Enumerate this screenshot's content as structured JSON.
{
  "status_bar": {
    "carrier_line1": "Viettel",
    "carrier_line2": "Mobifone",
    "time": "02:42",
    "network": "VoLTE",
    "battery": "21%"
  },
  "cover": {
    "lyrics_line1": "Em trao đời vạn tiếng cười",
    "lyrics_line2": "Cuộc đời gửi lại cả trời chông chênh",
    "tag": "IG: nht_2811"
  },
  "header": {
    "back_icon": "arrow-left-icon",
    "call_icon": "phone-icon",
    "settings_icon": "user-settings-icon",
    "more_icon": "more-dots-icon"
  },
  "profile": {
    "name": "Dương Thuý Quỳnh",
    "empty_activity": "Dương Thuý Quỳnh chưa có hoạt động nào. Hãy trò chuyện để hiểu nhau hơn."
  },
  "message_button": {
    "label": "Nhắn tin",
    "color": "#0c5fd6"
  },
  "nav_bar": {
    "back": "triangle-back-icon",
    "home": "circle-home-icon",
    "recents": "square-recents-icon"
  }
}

-*-

## [DESCRIPTION OF THE TASK]
From the records above, copy every line that holds the word "Quỳnh".

## [TASK SOLUTION]
    "name": "Dương Thuý Quỳnh",
    "empty_activity": "Dương Thuý Quỳnh chưa có hoạt động nào. Hãy trò chuyện để hiểu nhau hơn."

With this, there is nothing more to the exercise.